══ Input records ══

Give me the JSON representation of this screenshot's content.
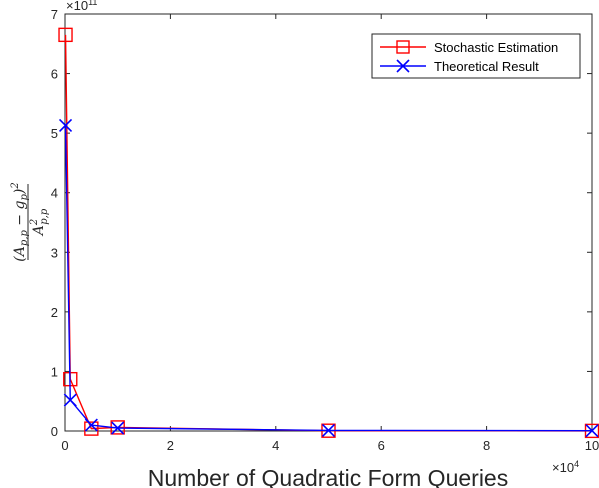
{
  "chart_data": {
    "type": "line",
    "x": [
      100,
      1000,
      5000,
      10000,
      50000,
      100000
    ],
    "series": [
      {
        "name": "Stochastic Estimation",
        "color": "#ff0000",
        "marker": "square",
        "values": [
          665000000000.0,
          87000000000.0,
          4000000000.0,
          6000000000.0,
          500000000.0,
          200000000.0
        ]
      },
      {
        "name": "Theoretical Result",
        "color": "#0000ff",
        "marker": "x",
        "values": [
          513000000000.0,
          52000000000.0,
          10000000000.0,
          5000000000.0,
          1000000000.0,
          500000000.0
        ]
      }
    ],
    "xlim": [
      0,
      100000
    ],
    "ylim": [
      0,
      700000000000.0
    ],
    "x_tick_labels": [
      "0",
      "2",
      "4",
      "6",
      "8",
      "10"
    ],
    "y_tick_labels": [
      "0",
      "1",
      "2",
      "3",
      "4",
      "5",
      "6",
      "7"
    ],
    "x_multiplier": {
      "base": "×10",
      "exp": "4"
    },
    "y_multiplier": {
      "base": "×10",
      "exp": "11"
    },
    "xlabel": "Number of Quadratic Form Queries",
    "ylabel": {
      "numerator": "(A",
      "num_sub": "p,p",
      "num_mid": " − g",
      "num_sub2": "p",
      "num_close": ")",
      "num_sup": "2",
      "denominator": "A",
      "den_sub": "p,p",
      "den_sup": "2"
    },
    "grid": false,
    "legend_position": "top-right"
  }
}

═══

§ Prompt
Transcribe the whole listing exactly. Pictures stay out of your copy.

§ Response to the exercise
Give me the JSON representation of this screenshot's content.
{
  "chart_data": {
    "type": "line",
    "x": [
      100,
      1000,
      5000,
      10000,
      50000,
      100000
    ],
    "series": [
      {
        "name": "Stochastic Estimation",
        "color": "#ff0000",
        "marker": "square",
        "values": [
          665000000000.0,
          87000000000.0,
          4000000000.0,
          6000000000.0,
          500000000.0,
          200000000.0
        ]
      },
      {
        "name": "Theoretical Result",
        "color": "#0000ff",
        "marker": "x",
        "values": [
          513000000000.0,
          52000000000.0,
          10000000000.0,
          5000000000.0,
          1000000000.0,
          500000000.0
        ]
      }
    ],
    "xlim": [
      0,
      100000
    ],
    "ylim": [
      0,
      700000000000.0
    ],
    "x_tick_labels": [
      "0",
      "2",
      "4",
      "6",
      "8",
      "10"
    ],
    "y_tick_labels": [
      "0",
      "1",
      "2",
      "3",
      "4",
      "5",
      "6",
      "7"
    ],
    "x_multiplier": {
      "base": "×10",
      "exp": "4"
    },
    "y_multiplier": {
      "base": "×10",
      "exp": "11"
    },
    "xlabel": "Number of Quadratic Form Queries",
    "ylabel": {
      "numerator": "(A",
      "num_sub": "p,p",
      "num_mid": " − g",
      "num_sub2": "p",
      "num_close": ")",
      "num_sup": "2",
      "denominator": "A",
      "den_sub": "p,p",
      "den_sup": "2"
    },
    "grid": false,
    "legend_position": "top-right"
  }
}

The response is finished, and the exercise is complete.